» **BRIEF**:
Every line that includes the word "IMAGES" is to be listed.

» **DATA PROVIDED**:
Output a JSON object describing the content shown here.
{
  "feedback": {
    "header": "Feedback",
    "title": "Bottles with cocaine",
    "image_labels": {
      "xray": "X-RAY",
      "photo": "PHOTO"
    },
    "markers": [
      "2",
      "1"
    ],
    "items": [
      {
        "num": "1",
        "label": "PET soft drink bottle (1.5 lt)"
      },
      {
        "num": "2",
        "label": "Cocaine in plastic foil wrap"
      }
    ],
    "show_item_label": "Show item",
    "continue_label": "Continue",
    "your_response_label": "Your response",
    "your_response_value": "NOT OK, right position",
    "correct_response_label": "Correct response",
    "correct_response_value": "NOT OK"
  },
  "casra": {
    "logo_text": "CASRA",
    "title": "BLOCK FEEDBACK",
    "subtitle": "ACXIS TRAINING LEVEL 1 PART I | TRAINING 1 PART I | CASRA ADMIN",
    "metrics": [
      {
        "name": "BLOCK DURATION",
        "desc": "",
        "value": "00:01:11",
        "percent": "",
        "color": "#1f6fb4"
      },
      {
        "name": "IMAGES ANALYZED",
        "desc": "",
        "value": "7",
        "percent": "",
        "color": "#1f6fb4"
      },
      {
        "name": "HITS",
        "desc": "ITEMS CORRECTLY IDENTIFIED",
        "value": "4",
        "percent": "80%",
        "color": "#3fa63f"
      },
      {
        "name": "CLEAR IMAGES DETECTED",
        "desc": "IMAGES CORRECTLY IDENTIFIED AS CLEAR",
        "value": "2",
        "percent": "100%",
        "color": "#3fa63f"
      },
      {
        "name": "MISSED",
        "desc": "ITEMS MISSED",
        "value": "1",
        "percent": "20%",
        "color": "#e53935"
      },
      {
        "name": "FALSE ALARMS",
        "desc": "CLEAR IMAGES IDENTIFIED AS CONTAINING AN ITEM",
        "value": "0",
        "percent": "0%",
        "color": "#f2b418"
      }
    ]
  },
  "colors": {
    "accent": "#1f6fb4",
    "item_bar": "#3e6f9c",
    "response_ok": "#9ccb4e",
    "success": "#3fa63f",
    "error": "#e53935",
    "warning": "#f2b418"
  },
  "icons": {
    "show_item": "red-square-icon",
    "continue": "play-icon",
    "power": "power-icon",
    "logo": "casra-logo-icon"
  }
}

» **TASK ANSWER**:
        "name": "IMAGES ANALYZED",
        "name": "CLEAR IMAGES DETECTED",
        "desc": "IMAGES CORRECTLY IDENTIFIED AS CLEAR",
        "desc": "CLEAR IMAGES IDENTIFIED AS CONTAINING AN ITEM",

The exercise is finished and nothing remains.